DOCUMENT >>
Why does my while loop gets stuck ? -Programming in R - r

I am trying to make a function that counts de caracteres between "a" "t" "g" and "t" "a" "g" or "t" "g" "a"or "t" "a" "a" inside of a vector. But my code gets stuck in the while loop. An example would be like x = "a" "a" "a" "t" "a" "t" "g" "t" "c" "g" "t " "t " "t" "t" "a" "g". In this example the code should count 6 characters between "a" "t" "g" and "t" "a" "g". Any help will be appreciated :) .
orfs<-function(x,p){
count<-0
cntorfs<-0
n<-length(x)
v<-n-2
for (i in 1:v){
if(x[i]=="a"&& x[i+1]=="t"&& x[i+2]=="g"){
k<-i+3;
w<-x[k]
y<-x[k+1]
z<-x[k+2]
while (((w!="t")&&(y!="a")&& (z!="g"))||((w!="t")&&(y!="a")&&(z!="a"))||((w!="t")&&(y!="g")&& (z!="a"))||(i+2>v)){
count<-count+1
k<-k+1
w<-x[k]
y<-x[k+1]
z<-x[k+2]
}
}
if(count>p){
cntorfs<-cntorfs+1
}
if (count!=0){
count<-0
}
}
cat("orf:",cntorfs)

EXTRACTED INFORMATION >>
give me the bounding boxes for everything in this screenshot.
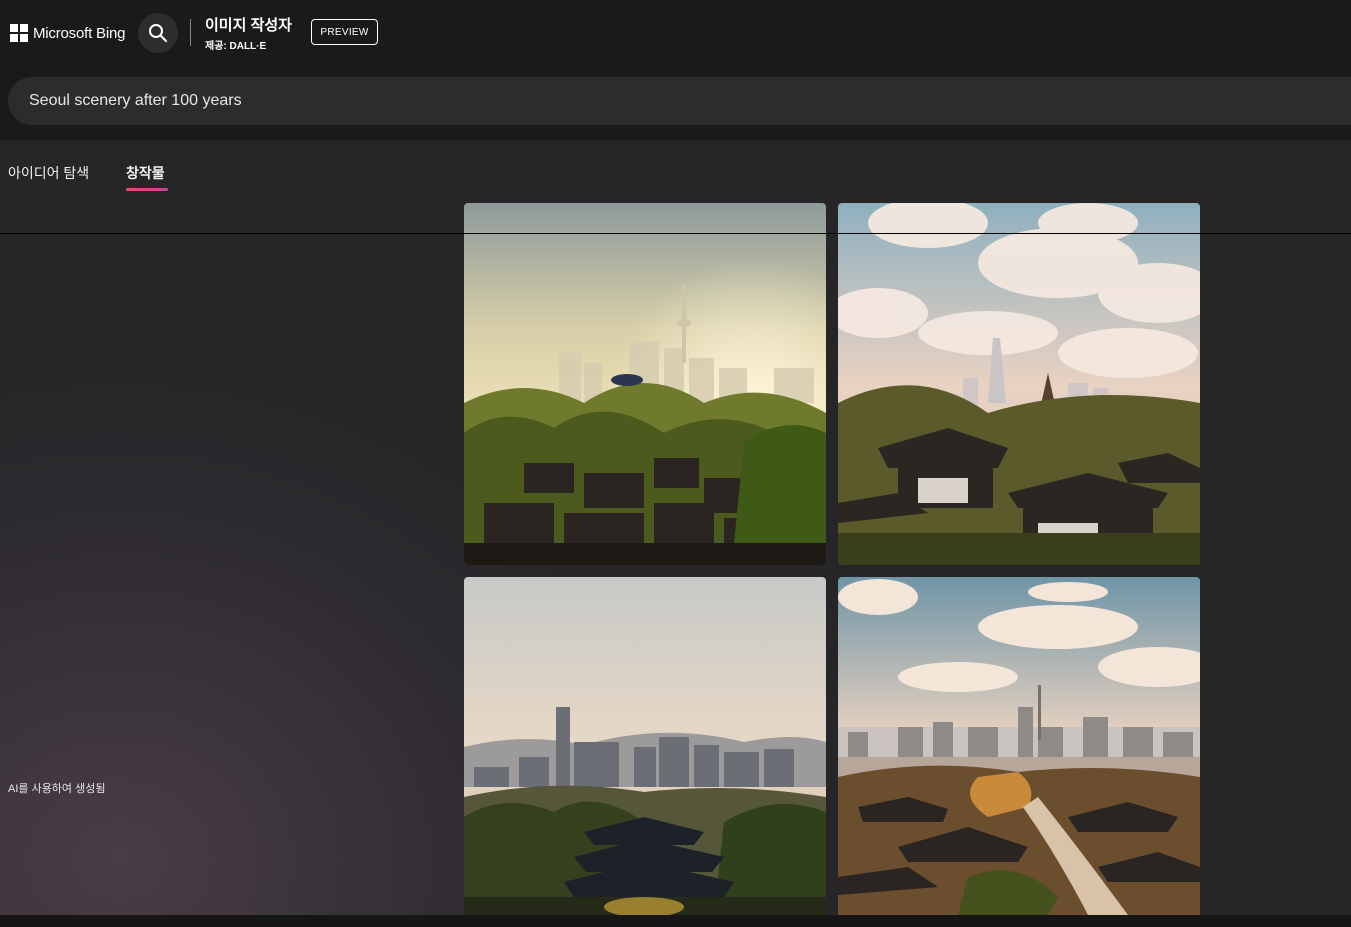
image-1-graphic	[464, 203, 826, 565]
app-title: 이미지 작성자	[205, 17, 292, 34]
prompt-input[interactable]	[8, 77, 1351, 125]
microsoft-logo-icon	[10, 24, 28, 42]
bing-logo[interactable]: Microsoft Bing	[10, 24, 125, 42]
header-divider	[190, 19, 191, 46]
active-tab-indicator	[126, 188, 168, 191]
content-divider	[0, 233, 1351, 234]
generated-image-4[interactable]	[838, 577, 1200, 915]
provider-label: 제공: DALL·E	[205, 41, 267, 52]
generated-image-3[interactable]	[464, 577, 826, 915]
brand-name: Microsoft Bing	[33, 24, 126, 42]
tab-creations[interactable]: 창작물	[126, 163, 165, 183]
image-3-graphic	[464, 577, 826, 915]
search-icon	[149, 24, 168, 43]
tab-explore-ideas[interactable]: 아이디어 탐색	[8, 163, 89, 183]
generated-image-1[interactable]	[464, 203, 826, 565]
image-4-graphic	[838, 577, 1200, 915]
main-content: 아이디어 탐색 창작물 AI를 사용하여 생성됨	[0, 140, 1351, 915]
top-header: Microsoft Bing 이미지 작성자 제공: DALL·E PREVIE…	[0, 0, 1351, 66]
bottom-bar	[0, 915, 1351, 927]
generated-image-2[interactable]	[838, 203, 1200, 565]
preview-badge: PREVIEW	[311, 19, 378, 45]
search-button[interactable]	[138, 13, 178, 53]
ai-generated-note: AI를 사용하여 생성됨	[8, 783, 106, 795]
image-2-graphic	[838, 203, 1200, 565]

EXERCISES >>
1 – In the R loop post, rewrite everything from "Why does my" down to "n<-length(x)", substituting "orfcount" for "cntorfs".
2 – Continue the R loop post from the point where it stops.
The rows play no part in this.

TASK-BY-TASK ANSWERS >>
1 –
Why does my while loop gets stuck ? -Programming in R - r

I am trying to make a function that counts de caracteres between "a" "t" "g" and "t" "a" "g" or "t" "g" "a"or "t" "a" "a" inside of a vector. But my code gets stuck in the while loop. An example would be like x = "a" "a" "a" "t" "a" "t" "g" "t" "c" "g" "t " "t " "t" "t" "a" "g". In this example the code should count 6 characters between "a" "t" "g" and "t" "a" "g". Any help will be appreciated :) .
orfs<-function(x,p){
count<-0
orfcount<-0
n<-length(x)

2 –
}

This is a very inefficient and un-R-like way to count the number of characters between two patterns.
Here is an alternative using gsub that should get you started and can be extended to account for the other stop codons:
x <- c("a", "a", "a", "t", "a", "t", "g", "t", "c", "g", "t", "t", "t", "t", "a", "g")
nchar(gsub("[actg]*atg([actg]*)tag[actg]*", "\\1", paste0(x, collapse = "")))
#[1] 6
A more robust and general approach can be found here making use of Biostrings::matchPattern. I would strongly advise against reinventing the wheel here, and instead recommend using some of the standard Bioconductor packages that were developed for exactly these kind of tasks.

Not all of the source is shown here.